++++ Dataset content

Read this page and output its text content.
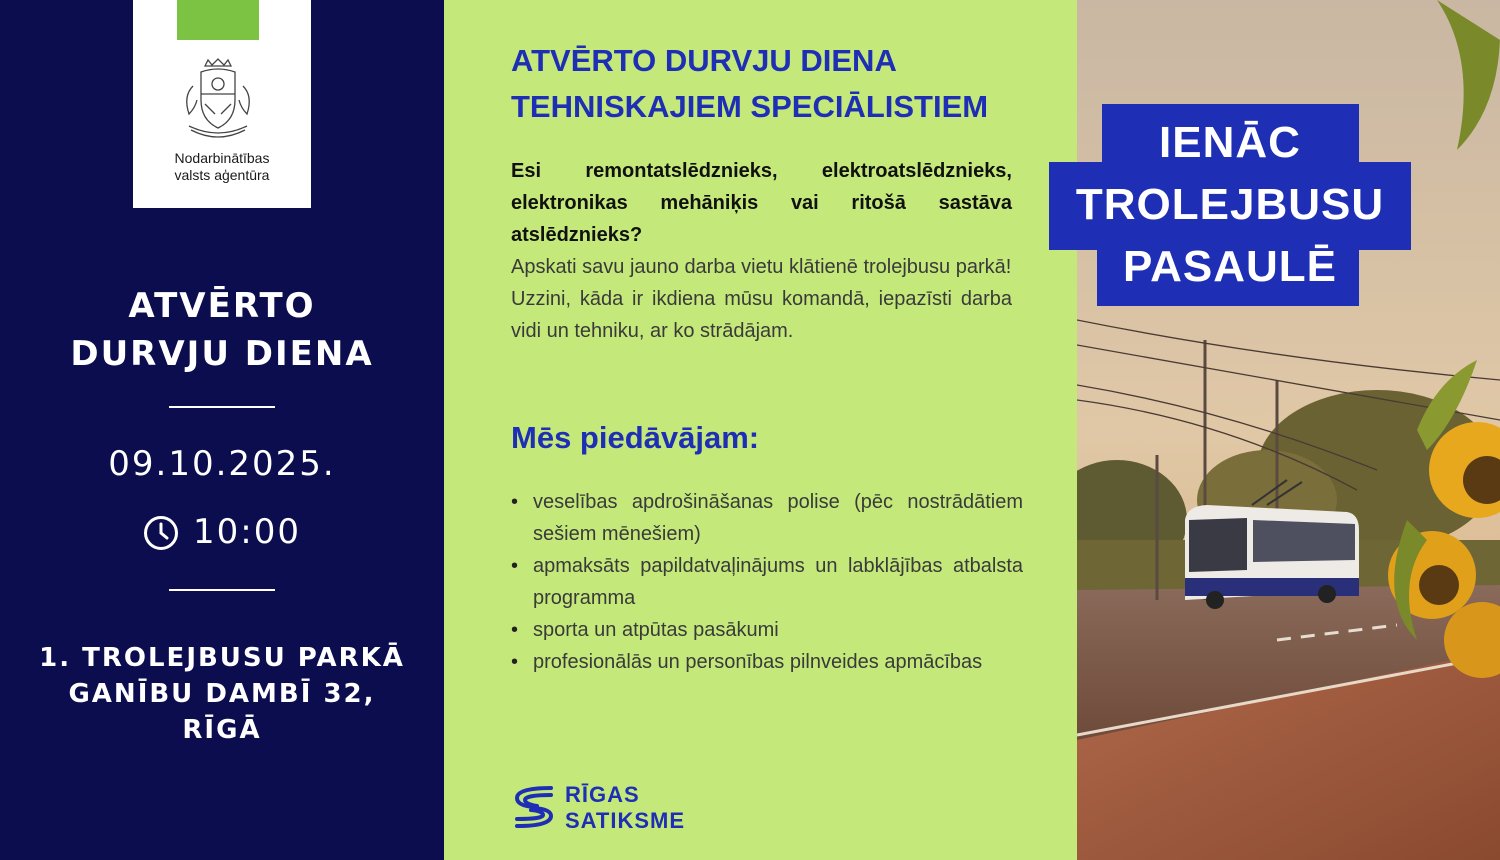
Nodarbinātības
valsts aģentūra
ATVĒRTO
DURVJU DIENA
09.10.2025.
10:00
1. TROLEJBUSU PARKĀ
GANĪBU DAMBĪ 32,
RĪGĀ
ATVĒRTO DURVJU DIENA
TEHNISKAJIEM SPECIĀLISTIEM

Esi remontatslēdznieks, elektroatslēdznieks, elektronikas mehāniķis vai ritošā sastāva atslēdznieks?

Apskati savu jauno darba vietu klātienē trolejbusu parkā!

Uzzini, kāda ir ikdiena mūsu komandā, iepazīsti darba vidi un tehniku, ar ko strādājam.

Mēs piedāvājam:
• veselības apdrošināšanas polise (pēc nostrādātiem sešiem mēnešiem)
• apmaksāts papildatvaļinājums un labklājības atbalsta programma
• sporta un atpūtas pasākumi
• profesionālās un personības pilnveides apmācības
RĪGAS
SATIKSME
IENĀC
TROLEJBUSU
PASAULĒ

++++++++

• Problem description: Among the entries above, how many lines hold the word "darba"? Reply with only that number.

• Expected answer: 2